**THE TASK:** Print out each entry below exactly, please.

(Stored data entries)

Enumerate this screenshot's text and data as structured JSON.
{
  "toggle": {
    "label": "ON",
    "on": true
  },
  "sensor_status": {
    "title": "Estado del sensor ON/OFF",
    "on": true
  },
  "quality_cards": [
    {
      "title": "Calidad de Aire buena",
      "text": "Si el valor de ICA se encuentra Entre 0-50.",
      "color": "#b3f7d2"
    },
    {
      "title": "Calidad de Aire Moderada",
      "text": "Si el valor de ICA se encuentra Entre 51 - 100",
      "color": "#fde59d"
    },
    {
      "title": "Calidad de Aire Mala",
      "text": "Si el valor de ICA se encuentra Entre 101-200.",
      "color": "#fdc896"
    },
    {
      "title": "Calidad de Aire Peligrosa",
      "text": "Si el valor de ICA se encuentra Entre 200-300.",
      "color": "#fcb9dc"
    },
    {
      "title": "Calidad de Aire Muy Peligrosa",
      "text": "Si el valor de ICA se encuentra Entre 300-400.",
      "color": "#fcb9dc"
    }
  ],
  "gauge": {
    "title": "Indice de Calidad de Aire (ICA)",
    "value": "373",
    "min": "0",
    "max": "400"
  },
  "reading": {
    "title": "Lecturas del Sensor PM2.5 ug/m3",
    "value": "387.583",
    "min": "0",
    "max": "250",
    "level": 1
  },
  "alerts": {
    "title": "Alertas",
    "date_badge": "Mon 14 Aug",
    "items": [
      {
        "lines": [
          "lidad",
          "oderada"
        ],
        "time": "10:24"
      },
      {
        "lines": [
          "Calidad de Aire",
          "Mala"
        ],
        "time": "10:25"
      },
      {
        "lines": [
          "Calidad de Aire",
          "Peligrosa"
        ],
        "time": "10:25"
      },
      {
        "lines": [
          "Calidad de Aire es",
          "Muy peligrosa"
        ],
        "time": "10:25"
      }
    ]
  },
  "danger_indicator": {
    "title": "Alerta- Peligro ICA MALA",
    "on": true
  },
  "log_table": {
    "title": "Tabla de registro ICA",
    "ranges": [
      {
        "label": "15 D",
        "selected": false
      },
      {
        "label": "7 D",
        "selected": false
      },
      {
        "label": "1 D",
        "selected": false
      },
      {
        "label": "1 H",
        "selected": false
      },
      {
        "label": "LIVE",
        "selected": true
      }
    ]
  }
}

**RESULT FOR THIS TASK:**
Enumerate this screenshot's text and data as structured JSON.
{
  "toggle": {
    "label": "ON",
    "on": true
  },
  "sensor_status": {
    "title": "Estado del sensor ON/OFF",
    "on": true
  },
  "quality_cards": [
    {
      "title": "Calidad de Aire buena",
      "text": "Si el valor de ICA se encuentra Entre 0-50.",
      "color": "#b3f7d2"
    },
    {
      "title": "Calidad de Aire Moderada",
      "text": "Si el valor de ICA se encuentra Entre 51 - 100",
      "color": "#fde59d"
    },
    {
      "title": "Calidad de Aire Mala",
      "text": "Si el valor de ICA se encuentra Entre 101-200.",
      "color": "#fdc896"
    },
    {
      "title": "Calidad de Aire Peligrosa",
      "text": "Si el valor de ICA se encuentra Entre 200-300.",
      "color": "#fcb9dc"
    },
    {
      "title": "Calidad de Aire Muy Peligrosa",
      "text": "Si el valor de ICA se encuentra Entre 300-400.",
      "color": "#fcb9dc"
    }
  ],
  "gauge": {
    "title": "Indice de Calidad de Aire (ICA)",
    "value": "373",
    "min": "0",
    "max": "400"
  },
  "reading": {
    "title": "Lecturas del Sensor PM2.5 ug/m3",
    "value": "387.583",
    "min": "0",
    "max": "250",
    "level": 1
  },
  "alerts": {
    "title": "Alertas",
    "date_badge": "Mon 14 Aug",
    "items": [
      {
        "lines": [
          "lidad",
          "oderada"
        ],
        "time": "10:24"
      },
      {
        "lines": [
          "Calidad de Aire",
          "Mala"
        ],
        "time": "10:25"
      },
      {
        "lines": [
          "Calidad de Aire",
          "Peligrosa"
        ],
        "time": "10:25"
      },
      {
        "lines": [
          "Calidad de Aire es",
          "Muy peligrosa"
        ],
        "time": "10:25"
      }
    ]
  },
  "danger_indicator": {
    "title": "Alerta- Peligro ICA MALA",
    "on": true
  },
  "log_table": {
    "title": "Tabla de registro ICA",
    "ranges": [
      {
        "label": "15 D",
        "selected": false
      },
      {
        "label": "7 D",
        "selected": false
      },
      {
        "label": "1 D",
        "selected": false
      },
      {
        "label": "1 H",
        "selected": false
      },
      {
        "label": "LIVE",
        "selected": true
      }
    ]
  }
}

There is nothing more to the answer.